- _WHAT TO PRODUCE_
Gather all lines in the entries below that include the word "Zone".

- _DATA_
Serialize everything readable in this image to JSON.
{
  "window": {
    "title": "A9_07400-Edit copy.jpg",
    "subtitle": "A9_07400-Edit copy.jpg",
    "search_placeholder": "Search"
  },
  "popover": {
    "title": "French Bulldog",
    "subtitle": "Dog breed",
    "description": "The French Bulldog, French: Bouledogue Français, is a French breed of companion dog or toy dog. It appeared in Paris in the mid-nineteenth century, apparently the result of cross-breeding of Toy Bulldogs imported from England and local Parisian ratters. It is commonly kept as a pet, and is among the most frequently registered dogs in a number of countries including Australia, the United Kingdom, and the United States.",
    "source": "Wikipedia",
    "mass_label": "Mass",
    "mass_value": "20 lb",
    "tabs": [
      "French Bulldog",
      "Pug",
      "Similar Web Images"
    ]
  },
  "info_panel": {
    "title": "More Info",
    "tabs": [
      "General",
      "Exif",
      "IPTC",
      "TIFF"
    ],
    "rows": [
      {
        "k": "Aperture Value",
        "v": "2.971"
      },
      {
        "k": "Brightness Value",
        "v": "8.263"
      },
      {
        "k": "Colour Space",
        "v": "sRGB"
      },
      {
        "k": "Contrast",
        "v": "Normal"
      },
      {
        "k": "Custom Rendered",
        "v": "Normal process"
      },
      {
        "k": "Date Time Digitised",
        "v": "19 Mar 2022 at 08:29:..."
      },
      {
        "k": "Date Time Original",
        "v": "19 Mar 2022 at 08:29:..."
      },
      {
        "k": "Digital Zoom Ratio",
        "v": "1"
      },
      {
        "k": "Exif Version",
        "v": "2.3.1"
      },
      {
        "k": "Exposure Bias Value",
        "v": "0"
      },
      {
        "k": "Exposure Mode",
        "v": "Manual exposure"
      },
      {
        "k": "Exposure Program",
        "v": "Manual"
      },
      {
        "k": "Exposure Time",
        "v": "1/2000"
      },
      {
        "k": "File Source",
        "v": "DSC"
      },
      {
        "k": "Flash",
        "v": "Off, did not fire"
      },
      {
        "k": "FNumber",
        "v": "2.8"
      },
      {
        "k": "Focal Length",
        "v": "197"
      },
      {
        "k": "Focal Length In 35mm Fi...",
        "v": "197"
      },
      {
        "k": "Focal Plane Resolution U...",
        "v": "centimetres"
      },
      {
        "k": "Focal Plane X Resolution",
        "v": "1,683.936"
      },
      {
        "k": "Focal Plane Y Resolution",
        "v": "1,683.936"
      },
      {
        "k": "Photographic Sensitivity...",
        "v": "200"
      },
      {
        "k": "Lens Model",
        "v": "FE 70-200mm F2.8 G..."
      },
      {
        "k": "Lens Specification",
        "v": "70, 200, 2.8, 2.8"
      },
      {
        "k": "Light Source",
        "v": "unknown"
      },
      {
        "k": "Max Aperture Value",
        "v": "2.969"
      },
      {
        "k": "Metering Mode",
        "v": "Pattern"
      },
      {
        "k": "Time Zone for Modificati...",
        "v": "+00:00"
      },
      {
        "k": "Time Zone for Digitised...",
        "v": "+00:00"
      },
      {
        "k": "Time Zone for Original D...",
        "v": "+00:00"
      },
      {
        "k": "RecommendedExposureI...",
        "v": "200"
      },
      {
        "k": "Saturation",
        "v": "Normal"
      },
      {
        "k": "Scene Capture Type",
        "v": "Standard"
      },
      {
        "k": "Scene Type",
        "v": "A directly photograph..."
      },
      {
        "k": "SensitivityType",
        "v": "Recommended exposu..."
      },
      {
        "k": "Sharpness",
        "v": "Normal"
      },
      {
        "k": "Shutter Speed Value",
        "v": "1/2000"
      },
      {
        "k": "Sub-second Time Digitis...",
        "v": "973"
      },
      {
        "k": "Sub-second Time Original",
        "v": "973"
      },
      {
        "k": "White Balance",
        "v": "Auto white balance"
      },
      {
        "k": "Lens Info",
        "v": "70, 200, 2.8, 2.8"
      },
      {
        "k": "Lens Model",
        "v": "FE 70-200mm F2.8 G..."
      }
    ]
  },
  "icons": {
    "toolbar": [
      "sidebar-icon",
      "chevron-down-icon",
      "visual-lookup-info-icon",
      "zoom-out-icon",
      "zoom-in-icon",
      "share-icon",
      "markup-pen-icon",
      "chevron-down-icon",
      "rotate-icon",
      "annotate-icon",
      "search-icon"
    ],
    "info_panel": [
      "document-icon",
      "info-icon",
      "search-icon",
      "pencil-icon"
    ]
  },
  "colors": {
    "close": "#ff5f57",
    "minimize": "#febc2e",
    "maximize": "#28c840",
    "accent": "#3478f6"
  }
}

- _FINAL RESULT_
        "k": "Time Zone for Modificati...",
        "k": "Time Zone for Digitised...",
        "k": "Time Zone for Original D...",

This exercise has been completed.